* **WHAT YOU ARE ASKED TO DO**: In the material below, find the line with "Transcribe this image's"; set down that line and every line after it to the end, exactly, without pictures.

Extracted records:
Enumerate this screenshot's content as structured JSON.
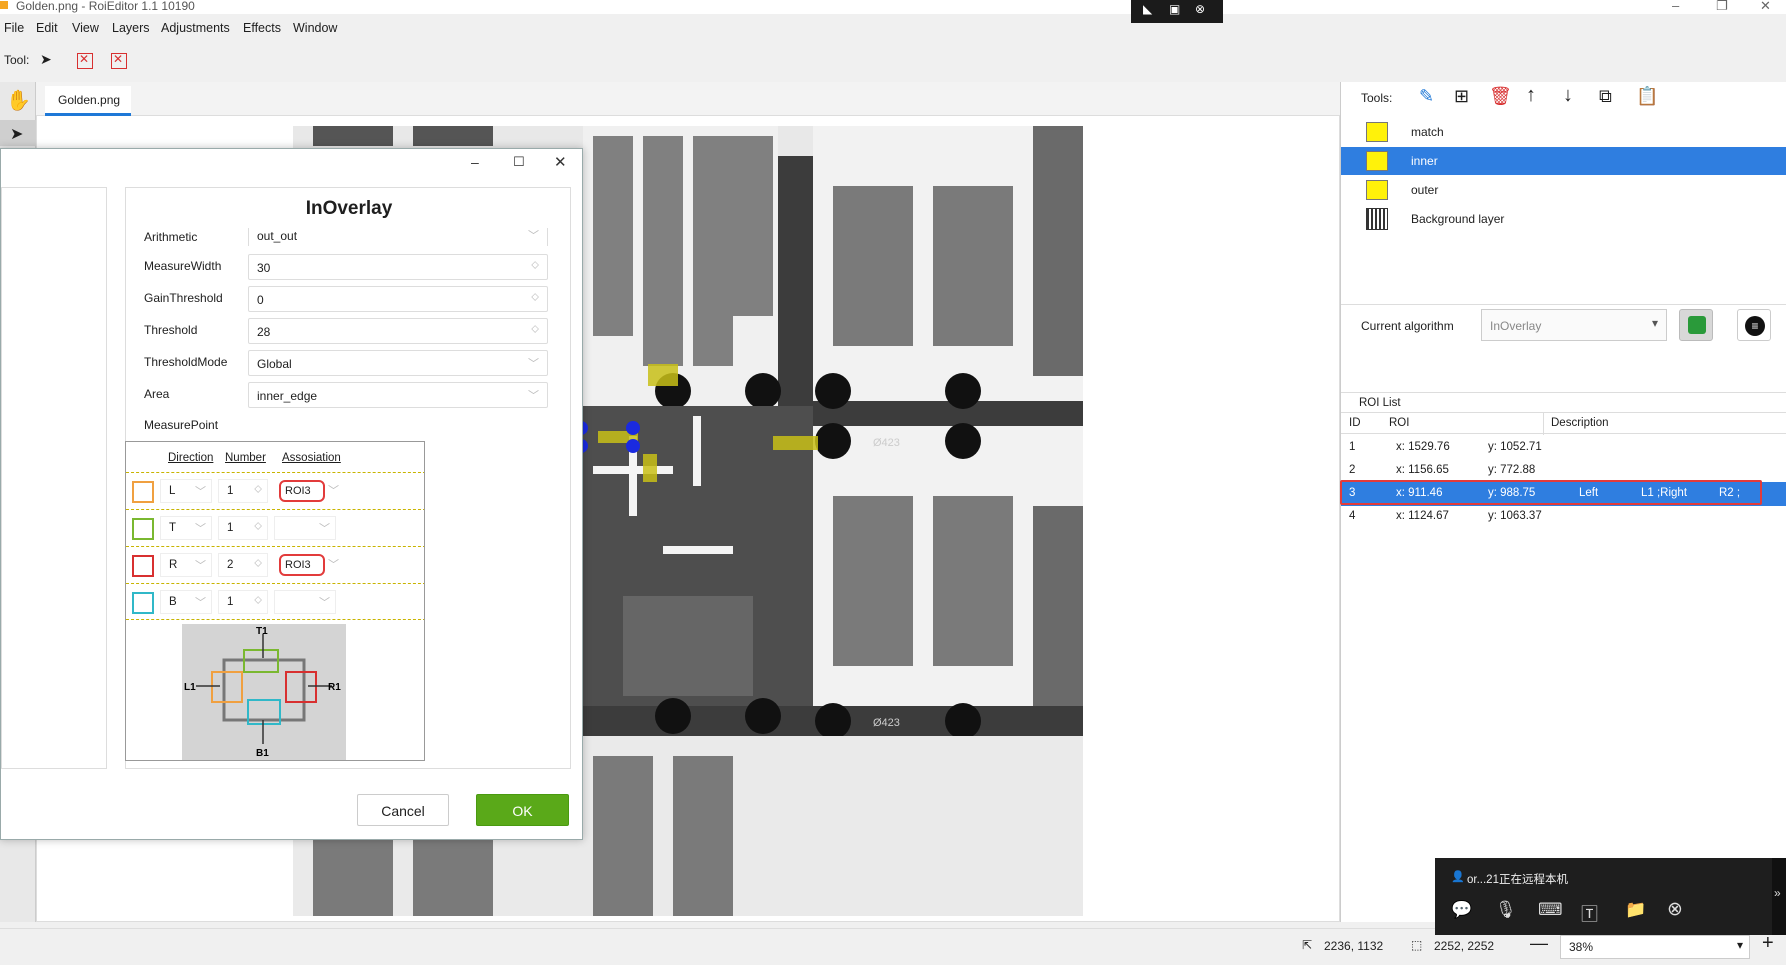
{
  "window": {
    "title": "Golden.png - RoiEditor 1.1 10190",
    "controls": [
      "–",
      "❐",
      "✕"
    ]
  },
  "menu": [
    "File",
    "Edit",
    "View",
    "Layers",
    "Adjustments",
    "Effects",
    "Window"
  ],
  "toolbar": {
    "tool_label": "Tool:"
  },
  "document_tab": "Golden.png",
  "right_panel": {
    "tools_label": "Tools:",
    "layers": [
      {
        "name": "match",
        "color": "#fff20a"
      },
      {
        "name": "inner",
        "color": "#fff20a",
        "selected": true
      },
      {
        "name": "outer",
        "color": "#fff20a"
      },
      {
        "name": "Background layer"
      }
    ],
    "current_algorithm_label": "Current algorithm",
    "current_algorithm_value": "InOverlay",
    "roi_list_title": "ROI List",
    "roi_columns": [
      "ID",
      "ROI",
      "Description"
    ],
    "roi_rows": [
      {
        "id": "1",
        "x": "x: 1529.76",
        "y": "y: 1052.71",
        "desc1": "",
        "desc2": "",
        "desc3": ""
      },
      {
        "id": "2",
        "x": "x: 1156.65",
        "y": "y: 772.88",
        "desc1": "",
        "desc2": "",
        "desc3": ""
      },
      {
        "id": "3",
        "x": "x: 911.46",
        "y": "y: 988.75",
        "desc1": "Left",
        "desc2": "L1 ;Right",
        "desc3": "R2 ;"
      },
      {
        "id": "4",
        "x": "x: 1124.67",
        "y": "y: 1063.37",
        "desc1": "",
        "desc2": "",
        "desc3": ""
      }
    ],
    "selected_roi": "3"
  },
  "image_labels": {
    "pad_label_1": "Ø423",
    "pad_label_2": "Ø423"
  },
  "dialog": {
    "title": "InOverlay",
    "properties": [
      {
        "label": "Arithmetic",
        "value": "out_out",
        "kind": "combo"
      },
      {
        "label": "MeasureWidth",
        "value": "30",
        "kind": "spin"
      },
      {
        "label": "GainThreshold",
        "value": "0",
        "kind": "spin"
      },
      {
        "label": "Threshold",
        "value": "28",
        "kind": "spin"
      },
      {
        "label": "ThresholdMode",
        "value": "Global",
        "kind": "combo"
      },
      {
        "label": "Area",
        "value": "inner_edge",
        "kind": "combo"
      }
    ],
    "measure_point_label": "MeasurePoint",
    "mp_headers": [
      "Direction",
      "Number",
      "Assosiation"
    ],
    "mp_rows": [
      {
        "color": "#f0a040",
        "direction": "L",
        "number": "1",
        "association": "ROI3"
      },
      {
        "color": "#7ab830",
        "direction": "T",
        "number": "1",
        "association": ""
      },
      {
        "color": "#d83030",
        "direction": "R",
        "number": "2",
        "association": "ROI3"
      },
      {
        "color": "#30b8c8",
        "direction": "B",
        "number": "1",
        "association": ""
      }
    ],
    "diagram_labels": {
      "top": "T1",
      "left": "L1",
      "right": "R1",
      "bottom": "B1"
    },
    "cancel_label": "Cancel",
    "ok_label": "OK"
  },
  "status": {
    "cursor_pos": "2236, 1132",
    "selection_size": "2252, 2252",
    "zoom": "38%"
  },
  "remote_panel": {
    "text": "or...21正在远程本机"
  }
}
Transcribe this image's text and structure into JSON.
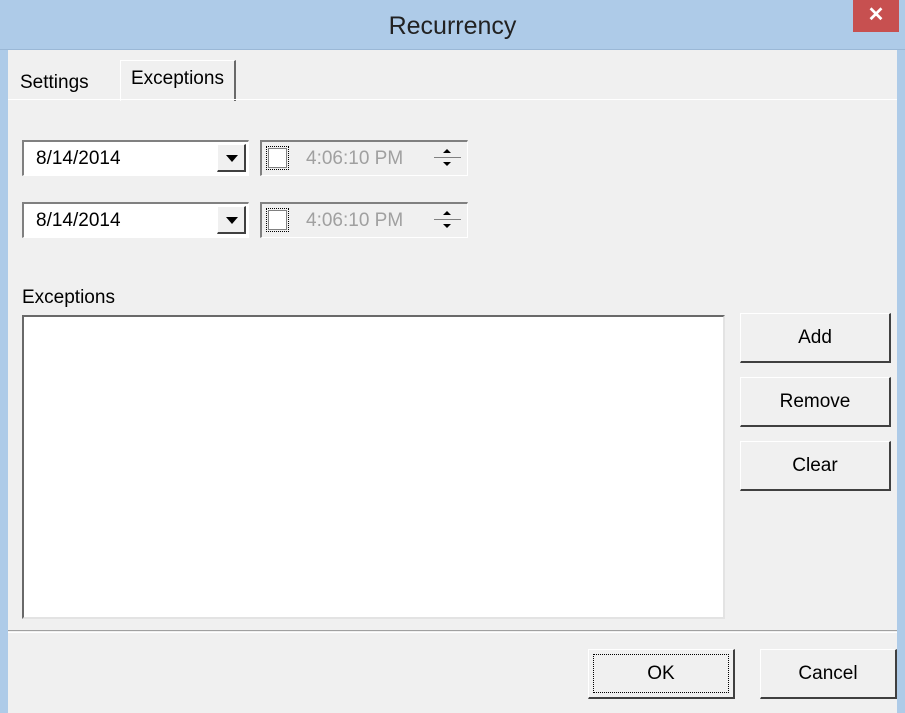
{
  "window": {
    "title": "Recurrency",
    "close_glyph": "✕"
  },
  "tabs": [
    {
      "label": "Settings",
      "active": false
    },
    {
      "label": "Exceptions",
      "active": true
    }
  ],
  "range": {
    "start": {
      "date": "8/14/2014",
      "time": "4:06:10 PM",
      "time_enabled": false
    },
    "end": {
      "date": "8/14/2014",
      "time": "4:06:10 PM",
      "time_enabled": false
    }
  },
  "exceptions": {
    "label": "Exceptions",
    "items": [],
    "buttons": {
      "add": "Add",
      "remove": "Remove",
      "clear": "Clear"
    }
  },
  "footer": {
    "ok": "OK",
    "cancel": "Cancel"
  },
  "colors": {
    "titlebar": "#aecbe8",
    "close": "#c75050",
    "face": "#f0f0f0"
  }
}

* **SOLUTION TO THE PROBLEM**:
Transcribe this image's text and structure into JSON.
{
  "window": {
    "title": "Recurrency",
    "close_glyph": "✕"
  },
  "tabs": [
    {
      "label": "Settings",
      "active": false
    },
    {
      "label": "Exceptions",
      "active": true
    }
  ],
  "range": {
    "start": {
      "date": "8/14/2014",
      "time": "4:06:10 PM",
      "time_enabled": false
    },
    "end": {
      "date": "8/14/2014",
      "time": "4:06:10 PM",
      "time_enabled": false
    }
  },
  "exceptions": {
    "label": "Exceptions",
    "items": [],
    "buttons": {
      "add": "Add",
      "remove": "Remove",
      "clear": "Clear"
    }
  },
  "footer": {
    "ok": "OK",
    "cancel": "Cancel"
  },
  "colors": {
    "titlebar": "#aecbe8",
    "close": "#c75050",
    "face": "#f0f0f0"
  }
}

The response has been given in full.